Your instructions -> In the column about Terry McCrann's RBA call, what did McCrann say the RBA "will almost certainly" do?

---- Quoted passage

Stop pretending central banks tell you what they’re going to do beforehand.

Terry McCrann

Terry McCrann gazing onto ForexLive on his computer screen

Australian Herald-Sun RBA watcher Terry McCrann set off a hullabaloo last week by saying the RBA “will almost certainly” cut rates next week.

The problem as ABC writes was that “McCrann’s article reads as though he’s received the inside running, like one of the RBA’s stable hands has tipped him off that the race result is fixed.”

I had the same take and a day later McCrann — no doubt after a sleepless night worrying about how he would be skewered if his guess was wrong — backtracked and called his column “my prediction”.

As it was, McCrann turned out to be right on a decision that was a coin flip. He decided to take a victory lap today by taking some cheap shots at me and ForexLive. Fair enough, if someone has a central banking column in a national newspaper and they have the space to insult me, then they don’t have anything worthwhile to say.

--------
---- Given data

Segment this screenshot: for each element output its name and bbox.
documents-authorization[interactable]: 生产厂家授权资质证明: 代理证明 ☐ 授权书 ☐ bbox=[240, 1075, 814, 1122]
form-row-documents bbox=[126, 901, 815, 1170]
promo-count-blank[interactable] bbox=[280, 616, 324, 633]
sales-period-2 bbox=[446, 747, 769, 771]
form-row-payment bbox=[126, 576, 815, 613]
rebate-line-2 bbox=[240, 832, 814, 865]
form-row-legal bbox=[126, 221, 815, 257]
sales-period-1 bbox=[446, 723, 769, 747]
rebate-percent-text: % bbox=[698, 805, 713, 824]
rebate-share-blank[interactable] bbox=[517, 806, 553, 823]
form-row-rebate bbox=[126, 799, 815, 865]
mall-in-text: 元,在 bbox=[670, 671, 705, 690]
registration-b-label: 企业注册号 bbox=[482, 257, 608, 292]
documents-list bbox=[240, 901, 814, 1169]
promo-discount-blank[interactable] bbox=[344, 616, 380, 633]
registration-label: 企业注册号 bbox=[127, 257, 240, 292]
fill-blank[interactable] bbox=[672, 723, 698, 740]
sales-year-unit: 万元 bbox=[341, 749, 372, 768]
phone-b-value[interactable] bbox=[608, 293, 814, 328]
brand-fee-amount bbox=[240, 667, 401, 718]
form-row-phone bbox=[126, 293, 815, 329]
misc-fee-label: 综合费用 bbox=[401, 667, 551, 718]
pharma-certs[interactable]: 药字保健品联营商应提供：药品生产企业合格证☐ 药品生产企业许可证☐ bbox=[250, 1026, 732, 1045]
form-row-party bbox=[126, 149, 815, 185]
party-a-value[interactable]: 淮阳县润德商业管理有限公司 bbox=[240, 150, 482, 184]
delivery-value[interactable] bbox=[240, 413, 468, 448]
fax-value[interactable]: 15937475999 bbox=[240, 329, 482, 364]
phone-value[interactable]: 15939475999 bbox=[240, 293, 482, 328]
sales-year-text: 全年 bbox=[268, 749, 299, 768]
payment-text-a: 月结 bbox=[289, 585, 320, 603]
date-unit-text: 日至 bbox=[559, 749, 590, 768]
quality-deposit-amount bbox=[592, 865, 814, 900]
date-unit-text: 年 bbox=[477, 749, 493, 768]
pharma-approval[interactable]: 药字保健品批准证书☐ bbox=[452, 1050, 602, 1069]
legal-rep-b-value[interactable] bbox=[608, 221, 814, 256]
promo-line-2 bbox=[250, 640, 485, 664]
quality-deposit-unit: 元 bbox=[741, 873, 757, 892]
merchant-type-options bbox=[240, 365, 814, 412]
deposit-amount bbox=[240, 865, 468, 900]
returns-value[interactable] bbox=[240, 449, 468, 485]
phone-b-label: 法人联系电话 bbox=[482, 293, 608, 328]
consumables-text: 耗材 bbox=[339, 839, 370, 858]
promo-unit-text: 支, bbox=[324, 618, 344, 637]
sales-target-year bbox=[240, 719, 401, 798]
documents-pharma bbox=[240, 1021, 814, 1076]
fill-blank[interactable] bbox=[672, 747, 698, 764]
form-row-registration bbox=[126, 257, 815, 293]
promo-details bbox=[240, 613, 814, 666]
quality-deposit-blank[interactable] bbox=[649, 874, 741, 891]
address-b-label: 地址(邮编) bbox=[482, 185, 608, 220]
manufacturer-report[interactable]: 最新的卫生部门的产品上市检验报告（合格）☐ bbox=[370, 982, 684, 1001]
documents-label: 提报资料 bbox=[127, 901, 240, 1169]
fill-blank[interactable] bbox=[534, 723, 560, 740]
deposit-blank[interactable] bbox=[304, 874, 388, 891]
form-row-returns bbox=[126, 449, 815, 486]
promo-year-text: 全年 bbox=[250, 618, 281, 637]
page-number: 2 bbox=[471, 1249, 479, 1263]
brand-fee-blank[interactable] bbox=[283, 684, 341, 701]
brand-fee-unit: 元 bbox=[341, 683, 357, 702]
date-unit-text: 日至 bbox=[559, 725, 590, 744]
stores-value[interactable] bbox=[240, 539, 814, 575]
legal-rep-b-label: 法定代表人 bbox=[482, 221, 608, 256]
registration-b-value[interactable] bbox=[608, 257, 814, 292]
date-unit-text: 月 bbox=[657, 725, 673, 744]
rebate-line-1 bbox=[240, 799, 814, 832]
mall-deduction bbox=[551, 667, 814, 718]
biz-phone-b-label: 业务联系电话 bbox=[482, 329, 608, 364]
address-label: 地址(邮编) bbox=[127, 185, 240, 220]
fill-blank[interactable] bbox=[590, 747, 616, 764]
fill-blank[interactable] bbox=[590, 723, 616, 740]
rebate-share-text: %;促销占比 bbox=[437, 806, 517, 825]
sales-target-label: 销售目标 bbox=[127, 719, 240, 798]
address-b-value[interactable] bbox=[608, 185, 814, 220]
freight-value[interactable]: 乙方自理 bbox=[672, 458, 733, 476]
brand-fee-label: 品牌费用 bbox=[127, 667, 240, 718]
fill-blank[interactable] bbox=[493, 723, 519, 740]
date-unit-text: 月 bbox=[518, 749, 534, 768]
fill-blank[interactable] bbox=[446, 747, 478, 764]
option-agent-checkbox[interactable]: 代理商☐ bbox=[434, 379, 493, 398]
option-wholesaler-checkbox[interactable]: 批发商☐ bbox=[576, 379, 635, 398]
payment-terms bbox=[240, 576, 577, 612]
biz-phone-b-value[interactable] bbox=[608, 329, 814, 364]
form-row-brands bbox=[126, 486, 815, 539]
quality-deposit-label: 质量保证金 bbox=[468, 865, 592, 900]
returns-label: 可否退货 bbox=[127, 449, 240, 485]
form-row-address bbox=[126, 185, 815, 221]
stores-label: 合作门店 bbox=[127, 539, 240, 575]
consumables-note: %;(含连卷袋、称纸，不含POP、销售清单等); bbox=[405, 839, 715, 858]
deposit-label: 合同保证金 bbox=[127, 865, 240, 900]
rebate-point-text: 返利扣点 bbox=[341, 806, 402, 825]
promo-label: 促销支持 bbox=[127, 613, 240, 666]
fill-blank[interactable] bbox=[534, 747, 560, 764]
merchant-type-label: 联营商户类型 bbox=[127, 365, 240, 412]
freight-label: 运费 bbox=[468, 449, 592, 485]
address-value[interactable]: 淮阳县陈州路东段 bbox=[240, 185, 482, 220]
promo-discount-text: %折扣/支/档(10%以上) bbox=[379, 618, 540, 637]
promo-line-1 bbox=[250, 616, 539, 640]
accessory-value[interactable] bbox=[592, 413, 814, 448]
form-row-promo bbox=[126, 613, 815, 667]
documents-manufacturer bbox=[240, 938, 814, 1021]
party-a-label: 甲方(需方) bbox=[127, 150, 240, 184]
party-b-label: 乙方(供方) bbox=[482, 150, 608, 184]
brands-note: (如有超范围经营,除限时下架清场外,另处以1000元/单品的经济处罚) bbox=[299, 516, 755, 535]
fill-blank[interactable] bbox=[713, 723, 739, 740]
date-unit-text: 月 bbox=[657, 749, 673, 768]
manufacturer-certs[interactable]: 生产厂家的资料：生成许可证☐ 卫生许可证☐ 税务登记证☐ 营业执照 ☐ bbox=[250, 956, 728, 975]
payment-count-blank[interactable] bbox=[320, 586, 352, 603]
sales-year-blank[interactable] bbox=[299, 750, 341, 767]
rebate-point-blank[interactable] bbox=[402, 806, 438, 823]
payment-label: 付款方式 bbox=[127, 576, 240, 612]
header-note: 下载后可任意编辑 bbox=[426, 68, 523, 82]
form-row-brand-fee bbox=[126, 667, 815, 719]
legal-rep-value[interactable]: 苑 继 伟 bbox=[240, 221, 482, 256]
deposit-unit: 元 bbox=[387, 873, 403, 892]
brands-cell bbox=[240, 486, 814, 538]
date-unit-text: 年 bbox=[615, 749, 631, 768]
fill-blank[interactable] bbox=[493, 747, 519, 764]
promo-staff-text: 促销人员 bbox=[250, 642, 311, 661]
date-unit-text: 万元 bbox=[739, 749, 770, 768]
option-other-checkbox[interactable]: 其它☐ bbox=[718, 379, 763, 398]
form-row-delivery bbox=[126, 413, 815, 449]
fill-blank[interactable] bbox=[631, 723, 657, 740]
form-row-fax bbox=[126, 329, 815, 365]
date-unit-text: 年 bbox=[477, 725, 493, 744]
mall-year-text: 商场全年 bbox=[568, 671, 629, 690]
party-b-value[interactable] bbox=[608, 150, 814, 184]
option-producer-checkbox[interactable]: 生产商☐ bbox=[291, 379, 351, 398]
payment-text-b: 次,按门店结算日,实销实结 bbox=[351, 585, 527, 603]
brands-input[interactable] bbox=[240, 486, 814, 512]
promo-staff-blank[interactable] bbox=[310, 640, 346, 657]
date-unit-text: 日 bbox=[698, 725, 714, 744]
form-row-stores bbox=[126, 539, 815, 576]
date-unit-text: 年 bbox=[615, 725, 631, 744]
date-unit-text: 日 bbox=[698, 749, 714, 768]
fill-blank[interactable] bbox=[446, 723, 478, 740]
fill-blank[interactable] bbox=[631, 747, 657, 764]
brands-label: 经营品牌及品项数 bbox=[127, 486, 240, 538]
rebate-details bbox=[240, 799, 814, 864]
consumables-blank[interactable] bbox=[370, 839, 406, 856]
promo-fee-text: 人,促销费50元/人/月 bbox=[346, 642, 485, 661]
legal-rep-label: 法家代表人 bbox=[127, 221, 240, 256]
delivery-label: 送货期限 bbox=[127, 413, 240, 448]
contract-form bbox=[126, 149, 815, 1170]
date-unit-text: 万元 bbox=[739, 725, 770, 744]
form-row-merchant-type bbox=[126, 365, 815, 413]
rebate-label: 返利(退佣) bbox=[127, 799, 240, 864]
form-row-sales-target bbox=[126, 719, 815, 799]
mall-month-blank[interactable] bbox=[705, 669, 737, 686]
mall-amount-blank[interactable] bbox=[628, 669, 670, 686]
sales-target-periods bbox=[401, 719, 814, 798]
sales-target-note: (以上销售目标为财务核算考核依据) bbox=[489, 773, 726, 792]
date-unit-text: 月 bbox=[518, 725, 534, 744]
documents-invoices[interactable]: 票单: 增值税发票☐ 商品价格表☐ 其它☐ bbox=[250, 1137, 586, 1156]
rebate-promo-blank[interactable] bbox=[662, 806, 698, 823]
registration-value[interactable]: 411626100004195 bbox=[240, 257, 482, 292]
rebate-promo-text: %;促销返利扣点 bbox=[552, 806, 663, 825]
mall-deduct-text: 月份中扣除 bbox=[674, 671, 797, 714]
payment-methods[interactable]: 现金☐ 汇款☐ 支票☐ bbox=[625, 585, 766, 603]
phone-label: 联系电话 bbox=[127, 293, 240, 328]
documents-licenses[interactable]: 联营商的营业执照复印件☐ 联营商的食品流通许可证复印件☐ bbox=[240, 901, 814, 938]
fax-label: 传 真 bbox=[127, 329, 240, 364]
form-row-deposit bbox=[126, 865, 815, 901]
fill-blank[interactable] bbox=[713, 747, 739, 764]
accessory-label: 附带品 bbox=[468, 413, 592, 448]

--------

Exercise result -> Cut rates next week.